** EXERCISE DETAILS **
Lines that include the word "FileSize" are the ones to copy.

★ ★ ★ ★ ★

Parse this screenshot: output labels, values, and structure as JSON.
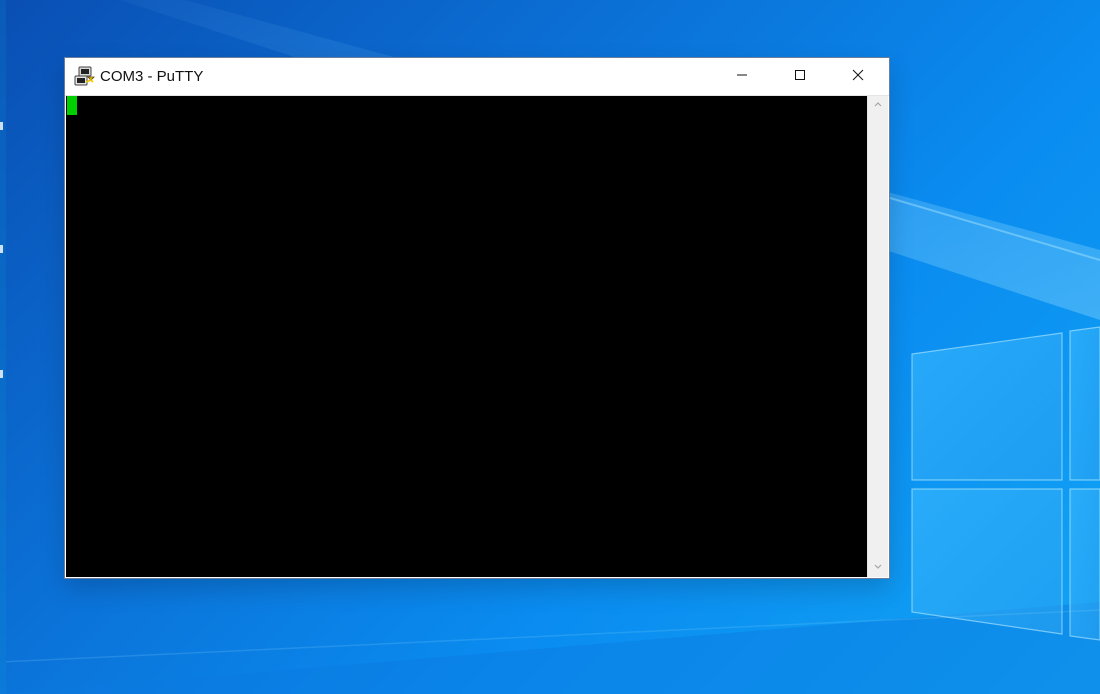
{
  "window": {
    "title": "COM3 - PuTTY"
  },
  "icons": {
    "app": "putty-icon",
    "minimize": "minimize-icon",
    "maximize": "maximize-icon",
    "close": "close-icon",
    "scroll_up": "chevron-up-icon",
    "scroll_down": "chevron-down-icon"
  },
  "colors": {
    "terminal_background": "#000000",
    "cursor": "#00d000",
    "desktop_blue": "#0b70d6"
  }
}
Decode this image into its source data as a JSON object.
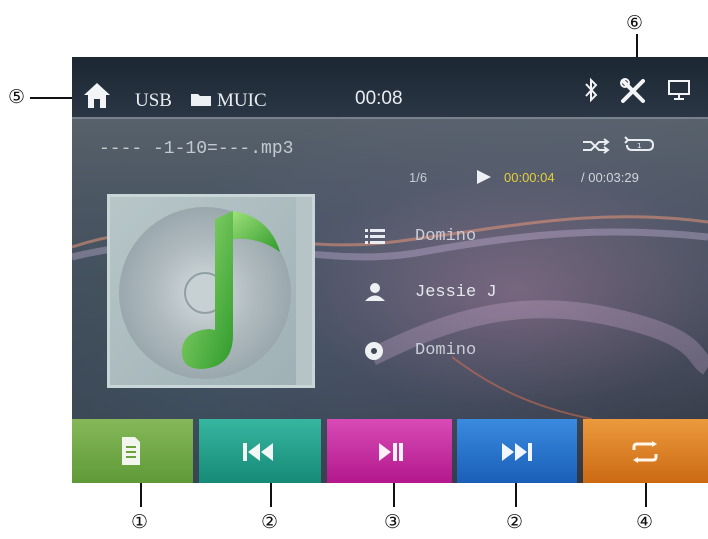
{
  "callouts": {
    "c1": "①",
    "c2a": "②",
    "c3": "③",
    "c2b": "②",
    "c4": "④",
    "c5": "⑤",
    "c6": "⑥"
  },
  "status_bar": {
    "source": "USB",
    "folder": "MUIC",
    "time": "00:08"
  },
  "now_playing": {
    "filename": "---- -1-10=---.mp3",
    "track_index": "1/6",
    "elapsed": "00:00:04",
    "total": "/ 00:03:29",
    "title": "Domino",
    "artist": "Jessie J",
    "album": "Domino"
  },
  "colors": {
    "btn_list": "#6aa33c",
    "btn_prev": "#1f9e8a",
    "btn_play": "#c5259f",
    "btn_next": "#1f6fc7",
    "btn_repeat": "#e07d1f",
    "elapsed": "#e3cf3a"
  },
  "icons": {
    "home": "home-icon",
    "folder": "folder-icon",
    "bluetooth": "bluetooth-icon",
    "settings": "settings-icon",
    "display": "display-icon",
    "shuffle": "shuffle-icon",
    "repeat_mode": "repeat-mode-icon",
    "play_state": "play-state-icon",
    "list": "list-icon",
    "artist": "artist-icon",
    "album": "album-icon",
    "file_list": "file-list-icon",
    "previous": "previous-icon",
    "play_pause": "play-pause-icon",
    "next": "next-icon",
    "repeat": "repeat-icon",
    "album_art": "music-note-icon"
  }
}
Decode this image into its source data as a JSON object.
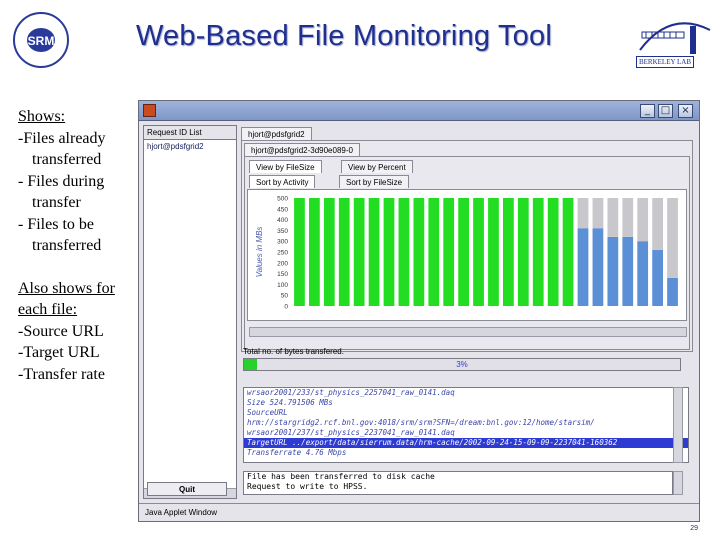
{
  "slide": {
    "title": "Web-Based File Monitoring Tool",
    "lab_logo_text": "BERKELEY LAB",
    "srm_logo_text": "SRM",
    "page_number": "29"
  },
  "notes": {
    "heading_1": "Shows:",
    "items_1": [
      "-Files already",
      "transferred",
      "- Files during",
      "transfer",
      "- Files to be",
      "transferred"
    ],
    "heading_2": "Also shows for",
    "heading_2b": "each file:",
    "items_2": [
      "-Source URL",
      "-Target URL",
      "-Transfer rate"
    ]
  },
  "window": {
    "title": "",
    "status_bar": "Java Applet Window",
    "left_pane": {
      "header": "Request ID List",
      "items": [
        "hjort@pdsfgrid2"
      ],
      "quit_label": "Quit"
    },
    "tabs": {
      "outer": "hjort@pdsfgrid2",
      "request": "hjort@pdsfgrid2-3d90e089-0",
      "view_file_size": "View by FileSize",
      "view_percent": "View by Percent",
      "sort_activity": "Sort by Activity",
      "sort_file_size": "Sort by FileSize"
    },
    "chart_ylabel": "Values in MBs",
    "bytes_label": "Total no. of bytes transfered.",
    "progress_text": "3%",
    "info_lines": [
      "wrsaor2001/233/st_physics_2257041_raw_0141.daq",
      "Size      524.791506 MBs",
      "SourceURL",
      "hrm://stargridg2.rcf.bnl.gov:4018/srm/srm?SFN=/dream:bnl.gov:12/home/starsim/",
      "wrsaor2001/237/st_physics_2237041_raw_0141.daq",
      "TargetURL      ../export/data/sierrum.data/hrm-cache/2002-09-24-15-09-09-2237041-160362",
      "Transferrate  4.76 Mbps"
    ],
    "selected_info_line": 5,
    "messages": [
      "File has been transferred to disk cache",
      "Request to write to HPSS."
    ]
  },
  "chart_data": {
    "type": "bar",
    "ylabel": "Values in MBs",
    "y_tick_labels": [
      "500",
      "450",
      "400",
      "350",
      "300",
      "250",
      "200",
      "150",
      "100",
      "50",
      "0"
    ],
    "series": [
      {
        "name": "",
        "values": [
          500,
          500,
          500,
          500,
          500,
          500,
          500,
          500,
          500,
          500,
          500,
          500,
          500,
          500,
          500,
          500,
          500,
          500,
          500,
          0,
          0,
          0,
          0,
          0,
          0,
          0
        ],
        "color": "#22dd22"
      },
      {
        "name": "",
        "values": [
          0,
          0,
          0,
          0,
          0,
          0,
          0,
          0,
          0,
          0,
          0,
          0,
          0,
          0,
          0,
          0,
          0,
          0,
          0,
          360,
          360,
          320,
          320,
          300,
          260,
          130
        ],
        "color": "#5b8fd6"
      },
      {
        "name": "",
        "values": [
          0,
          0,
          0,
          0,
          0,
          0,
          0,
          0,
          0,
          0,
          0,
          0,
          0,
          0,
          0,
          0,
          0,
          0,
          0,
          140,
          140,
          180,
          180,
          200,
          240,
          370
        ],
        "color": "#c8c8cc"
      }
    ],
    "stacked": true,
    "ylim": [
      0,
      500
    ]
  }
}
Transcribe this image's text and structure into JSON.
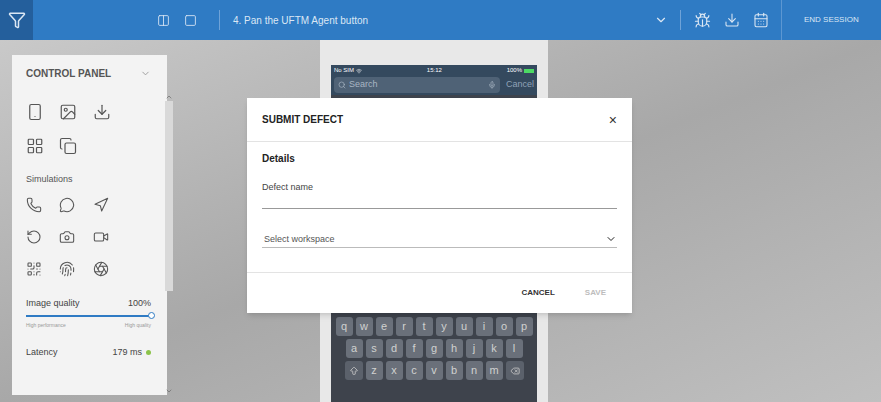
{
  "topbar": {
    "step": "4. Pan the UFTM Agent button",
    "end_session": "END SESSION"
  },
  "control_panel": {
    "title": "CONTROL PANEL",
    "section": "Simulations",
    "image_quality": {
      "label": "Image quality",
      "reading": "100%",
      "level": 1.0,
      "min_label": "High performance",
      "max_label": "High quality"
    },
    "latency": {
      "label": "Latency",
      "reading": "179 ms",
      "color": "#8bc34a"
    }
  },
  "phone": {
    "carrier": "No SIM",
    "time": "15:12",
    "battery": "100%",
    "search_placeholder": "Search",
    "cancel": "Cancel",
    "keyboard": [
      [
        "q",
        "w",
        "e",
        "r",
        "t",
        "y",
        "u",
        "i",
        "o",
        "p"
      ],
      [
        "a",
        "s",
        "d",
        "f",
        "g",
        "h",
        "j",
        "k",
        "l"
      ],
      [
        "z",
        "x",
        "c",
        "v",
        "b",
        "n",
        "m"
      ]
    ]
  },
  "dialog": {
    "title": "SUBMIT DEFECT",
    "close": "×",
    "section": "Details",
    "defect_name_label": "Defect name",
    "defect_name_value": "",
    "workspace_placeholder": "Select workspace",
    "buttons": [
      {
        "label": "CANCEL",
        "disabled": false
      },
      {
        "label": "SAVE",
        "disabled": true
      }
    ]
  }
}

★ ★ ★ ★ ★

** EXERCISE ANSWER **
      "view_file_size": "View by FileSize",
      "sort_file_size": "Sort by FileSize"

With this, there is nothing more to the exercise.